-- BEGIN Material --
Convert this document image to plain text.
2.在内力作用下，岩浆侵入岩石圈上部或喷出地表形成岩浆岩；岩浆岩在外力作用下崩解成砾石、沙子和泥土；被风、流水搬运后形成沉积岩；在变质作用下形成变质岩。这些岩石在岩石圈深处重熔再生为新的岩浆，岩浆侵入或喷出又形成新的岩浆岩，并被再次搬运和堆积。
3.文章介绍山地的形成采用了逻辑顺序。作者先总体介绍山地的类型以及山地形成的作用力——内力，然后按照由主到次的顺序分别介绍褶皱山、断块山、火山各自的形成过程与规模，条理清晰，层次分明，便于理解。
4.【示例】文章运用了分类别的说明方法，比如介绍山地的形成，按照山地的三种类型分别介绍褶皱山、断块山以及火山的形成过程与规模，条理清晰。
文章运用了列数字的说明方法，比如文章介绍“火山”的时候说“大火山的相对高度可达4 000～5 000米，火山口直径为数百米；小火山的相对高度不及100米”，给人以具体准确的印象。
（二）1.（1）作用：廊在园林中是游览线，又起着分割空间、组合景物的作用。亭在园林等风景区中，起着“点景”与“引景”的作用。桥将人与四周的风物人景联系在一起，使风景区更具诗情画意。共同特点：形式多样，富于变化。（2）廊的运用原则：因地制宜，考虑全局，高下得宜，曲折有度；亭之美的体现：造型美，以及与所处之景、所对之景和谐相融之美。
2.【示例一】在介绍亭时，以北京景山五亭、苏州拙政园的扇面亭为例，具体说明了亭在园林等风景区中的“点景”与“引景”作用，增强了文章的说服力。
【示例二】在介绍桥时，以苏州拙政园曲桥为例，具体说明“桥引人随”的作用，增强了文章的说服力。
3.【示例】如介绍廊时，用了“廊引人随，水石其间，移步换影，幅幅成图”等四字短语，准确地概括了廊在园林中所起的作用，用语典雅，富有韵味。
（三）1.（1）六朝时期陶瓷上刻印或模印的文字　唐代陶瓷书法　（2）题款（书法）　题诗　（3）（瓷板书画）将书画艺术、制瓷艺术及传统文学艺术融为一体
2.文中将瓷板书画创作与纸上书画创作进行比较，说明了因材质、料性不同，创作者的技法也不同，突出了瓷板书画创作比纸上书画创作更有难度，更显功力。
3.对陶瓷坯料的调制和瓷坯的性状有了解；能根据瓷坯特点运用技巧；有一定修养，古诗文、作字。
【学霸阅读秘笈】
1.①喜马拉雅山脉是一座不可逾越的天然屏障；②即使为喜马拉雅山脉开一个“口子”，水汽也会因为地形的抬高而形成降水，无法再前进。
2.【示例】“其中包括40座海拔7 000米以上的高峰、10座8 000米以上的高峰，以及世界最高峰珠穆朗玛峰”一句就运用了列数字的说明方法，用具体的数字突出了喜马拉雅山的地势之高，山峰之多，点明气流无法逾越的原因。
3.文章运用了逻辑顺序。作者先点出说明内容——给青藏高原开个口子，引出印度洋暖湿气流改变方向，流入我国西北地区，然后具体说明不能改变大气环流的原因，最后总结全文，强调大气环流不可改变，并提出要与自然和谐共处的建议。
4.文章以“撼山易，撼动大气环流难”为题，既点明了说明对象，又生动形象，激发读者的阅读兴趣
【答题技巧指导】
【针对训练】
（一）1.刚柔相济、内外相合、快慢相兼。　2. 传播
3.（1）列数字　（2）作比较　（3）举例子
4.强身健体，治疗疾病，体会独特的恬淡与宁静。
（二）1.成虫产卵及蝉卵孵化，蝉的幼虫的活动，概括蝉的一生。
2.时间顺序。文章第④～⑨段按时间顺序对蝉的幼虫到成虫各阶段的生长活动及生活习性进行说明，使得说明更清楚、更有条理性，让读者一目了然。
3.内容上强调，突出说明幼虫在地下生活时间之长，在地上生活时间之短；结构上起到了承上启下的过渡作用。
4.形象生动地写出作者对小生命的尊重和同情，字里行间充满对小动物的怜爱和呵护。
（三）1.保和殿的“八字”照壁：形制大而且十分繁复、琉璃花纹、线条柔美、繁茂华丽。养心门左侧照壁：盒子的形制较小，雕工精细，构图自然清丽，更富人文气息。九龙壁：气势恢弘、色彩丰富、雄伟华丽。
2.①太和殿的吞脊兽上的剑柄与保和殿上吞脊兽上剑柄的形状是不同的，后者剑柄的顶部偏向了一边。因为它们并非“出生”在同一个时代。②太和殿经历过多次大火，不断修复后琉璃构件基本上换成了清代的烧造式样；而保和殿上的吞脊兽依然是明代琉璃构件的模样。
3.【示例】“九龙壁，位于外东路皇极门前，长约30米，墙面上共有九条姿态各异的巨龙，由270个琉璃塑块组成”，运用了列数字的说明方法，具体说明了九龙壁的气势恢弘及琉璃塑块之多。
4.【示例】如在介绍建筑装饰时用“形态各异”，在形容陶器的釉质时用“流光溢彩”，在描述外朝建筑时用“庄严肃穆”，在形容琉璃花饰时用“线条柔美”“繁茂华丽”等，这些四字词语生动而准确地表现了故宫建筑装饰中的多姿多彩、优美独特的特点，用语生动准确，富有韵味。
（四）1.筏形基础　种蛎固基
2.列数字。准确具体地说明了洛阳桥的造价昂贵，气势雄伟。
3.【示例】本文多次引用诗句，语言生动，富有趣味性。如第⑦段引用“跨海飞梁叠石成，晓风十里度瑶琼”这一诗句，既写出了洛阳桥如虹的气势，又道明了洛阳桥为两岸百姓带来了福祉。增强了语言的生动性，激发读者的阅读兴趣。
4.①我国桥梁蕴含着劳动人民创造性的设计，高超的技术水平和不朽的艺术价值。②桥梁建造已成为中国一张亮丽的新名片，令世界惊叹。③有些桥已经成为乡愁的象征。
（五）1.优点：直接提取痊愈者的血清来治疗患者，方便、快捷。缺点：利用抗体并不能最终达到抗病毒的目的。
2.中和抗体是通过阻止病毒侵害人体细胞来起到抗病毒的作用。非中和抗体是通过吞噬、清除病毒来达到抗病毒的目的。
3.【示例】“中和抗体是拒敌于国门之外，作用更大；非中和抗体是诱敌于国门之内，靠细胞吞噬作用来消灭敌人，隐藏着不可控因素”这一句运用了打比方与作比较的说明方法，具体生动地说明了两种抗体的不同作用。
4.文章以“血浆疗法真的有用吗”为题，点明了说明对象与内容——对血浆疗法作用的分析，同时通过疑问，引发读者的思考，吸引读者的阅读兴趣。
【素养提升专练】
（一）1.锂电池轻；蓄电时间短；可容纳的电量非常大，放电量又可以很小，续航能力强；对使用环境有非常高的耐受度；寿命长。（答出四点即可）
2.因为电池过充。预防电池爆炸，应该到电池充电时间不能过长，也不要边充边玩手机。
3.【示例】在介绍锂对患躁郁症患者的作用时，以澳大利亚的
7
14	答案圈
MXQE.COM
-- END Material --
- What is being asked
Print all of the entries again, exactly as written.

- Complete output
Convert this document image to plain text.
2.在内力作用下，岩浆侵入岩石圈上部或喷出地表形成岩浆岩；岩浆岩在外力作用下崩解成砾石、沙子和泥土；被风、流水搬运后形成沉积岩；在变质作用下形成变质岩。这些岩石在岩石圈深处重熔再生为新的岩浆，岩浆侵入或喷出又形成新的岩浆岩，并被再次搬运和堆积。
3.文章介绍山地的形成采用了逻辑顺序。作者先总体介绍山地的类型以及山地形成的作用力——内力，然后按照由主到次的顺序分别介绍褶皱山、断块山、火山各自的形成过程与规模，条理清晰，层次分明，便于理解。
4.【示例】文章运用了分类别的说明方法，比如介绍山地的形成，按照山地的三种类型分别介绍褶皱山、断块山以及火山的形成过程与规模，条理清晰。
文章运用了列数字的说明方法，比如文章介绍“火山”的时候说“大火山的相对高度可达4 000～5 000米，火山口直径为数百米；小火山的相对高度不及100米”，给人以具体准确的印象。
（二）1.（1）作用：廊在园林中是游览线，又起着分割空间、组合景物的作用。亭在园林等风景区中，起着“点景”与“引景”的作用。桥将人与四周的风物人景联系在一起，使风景区更具诗情画意。共同特点：形式多样，富于变化。（2）廊的运用原则：因地制宜，考虑全局，高下得宜，曲折有度；亭之美的体现：造型美，以及与所处之景、所对之景和谐相融之美。
2.【示例一】在介绍亭时，以北京景山五亭、苏州拙政园的扇面亭为例，具体说明了亭在园林等风景区中的“点景”与“引景”作用，增强了文章的说服力。
【示例二】在介绍桥时，以苏州拙政园曲桥为例，具体说明“桥引人随”的作用，增强了文章的说服力。
3.【示例】如介绍廊时，用了“廊引人随，水石其间，移步换影，幅幅成图”等四字短语，准确地概括了廊在园林中所起的作用，用语典雅，富有韵味。
（三）1.（1）六朝时期陶瓷上刻印或模印的文字　唐代陶瓷书法　（2）题款（书法）　题诗　（3）（瓷板书画）将书画艺术、制瓷艺术及传统文学艺术融为一体
2.文中将瓷板书画创作与纸上书画创作进行比较，说明了因材质、料性不同，创作者的技法也不同，突出了瓷板书画创作比纸上书画创作更有难度，更显功力。
3.对陶瓷坯料的调制和瓷坯的性状有了解；能根据瓷坯特点运用技巧；有一定修养，古诗文、作字。
【学霸阅读秘笈】
1.①喜马拉雅山脉是一座不可逾越的天然屏障；②即使为喜马拉雅山脉开一个“口子”，水汽也会因为地形的抬高而形成降水，无法再前进。
2.【示例】“其中包括40座海拔7 000米以上的高峰、10座8 000米以上的高峰，以及世界最高峰珠穆朗玛峰”一句就运用了列数字的说明方法，用具体的数字突出了喜马拉雅山的地势之高，山峰之多，点明气流无法逾越的原因。
3.文章运用了逻辑顺序。作者先点出说明内容——给青藏高原开个口子，引出印度洋暖湿气流改变方向，流入我国西北地区，然后具体说明不能改变大气环流的原因，最后总结全文，强调大气环流不可改变，并提出要与自然和谐共处的建议。
4.文章以“撼山易，撼动大气环流难”为题，既点明了说明对象，又生动形象，激发读者的阅读兴趣
【答题技巧指导】
【针对训练】
（一）1.刚柔相济、内外相合、快慢相兼。　2. 传播
3.（1）列数字　（2）作比较　（3）举例子
4.强身健体，治疗疾病，体会独特的恬淡与宁静。
（二）1.成虫产卵及蝉卵孵化，蝉的幼虫的活动，概括蝉的一生。
2.时间顺序。文章第④～⑨段按时间顺序对蝉的幼虫到成虫各阶段的生长活动及生活习性进行说明，使得说明更清楚、更有条理性，让读者一目了然。
3.内容上强调，突出说明幼虫在地下生活时间之长，在地上生活时间之短；结构上起到了承上启下的过渡作用。
4.形象生动地写出作者对小生命的尊重和同情，字里行间充满对小动物的怜爱和呵护。
（三）1.保和殿的“八字”照壁：形制大而且十分繁复、琉璃花纹、线条柔美、繁茂华丽。养心门左侧照壁：盒子的形制较小，雕工精细，构图自然清丽，更富人文气息。九龙壁：气势恢弘、色彩丰富、雄伟华丽。
2.①太和殿的吞脊兽上的剑柄与保和殿上吞脊兽上剑柄的形状是不同的，后者剑柄的顶部偏向了一边。因为它们并非“出生”在同一个时代。②太和殿经历过多次大火，不断修复后琉璃构件基本上换成了清代的烧造式样；而保和殿上的吞脊兽依然是明代琉璃构件的模样。
3.【示例】“九龙壁，位于外东路皇极门前，长约30米，墙面上共有九条姿态各异的巨龙，由270个琉璃塑块组成”，运用了列数字的说明方法，具体说明了九龙壁的气势恢弘及琉璃塑块之多。
4.【示例】如在介绍建筑装饰时用“形态各异”，在形容陶器的釉质时用“流光溢彩”，在描述外朝建筑时用“庄严肃穆”，在形容琉璃花饰时用“线条柔美”“繁茂华丽”等，这些四字词语生动而准确地表现了故宫建筑装饰中的多姿多彩、优美独特的特点，用语生动准确，富有韵味。
（四）1.筏形基础　种蛎固基
2.列数字。准确具体地说明了洛阳桥的造价昂贵，气势雄伟。
3.【示例】本文多次引用诗句，语言生动，富有趣味性。如第⑦段引用“跨海飞梁叠石成，晓风十里度瑶琼”这一诗句，既写出了洛阳桥如虹的气势，又道明了洛阳桥为两岸百姓带来了福祉。增强了语言的生动性，激发读者的阅读兴趣。
4.①我国桥梁蕴含着劳动人民创造性的设计，高超的技术水平和不朽的艺术价值。②桥梁建造已成为中国一张亮丽的新名片，令世界惊叹。③有些桥已经成为乡愁的象征。
（五）1.优点：直接提取痊愈者的血清来治疗患者，方便、快捷。缺点：利用抗体并不能最终达到抗病毒的目的。
2.中和抗体是通过阻止病毒侵害人体细胞来起到抗病毒的作用。非中和抗体是通过吞噬、清除病毒来达到抗病毒的目的。
3.【示例】“中和抗体是拒敌于国门之外，作用更大；非中和抗体是诱敌于国门之内，靠细胞吞噬作用来消灭敌人，隐藏着不可控因素”这一句运用了打比方与作比较的说明方法，具体生动地说明了两种抗体的不同作用。
4.文章以“血浆疗法真的有用吗”为题，点明了说明对象与内容——对血浆疗法作用的分析，同时通过疑问，引发读者的思考，吸引读者的阅读兴趣。
【素养提升专练】
（一）1.锂电池轻；蓄电时间短；可容纳的电量非常大，放电量又可以很小，续航能力强；对使用环境有非常高的耐受度；寿命长。（答出四点即可）
2.因为电池过充。预防电池爆炸，应该到电池充电时间不能过长，也不要边充边玩手机。
3.【示例】在介绍锂对患躁郁症患者的作用时，以澳大利亚的
7
14	答案圈
MXQE.COM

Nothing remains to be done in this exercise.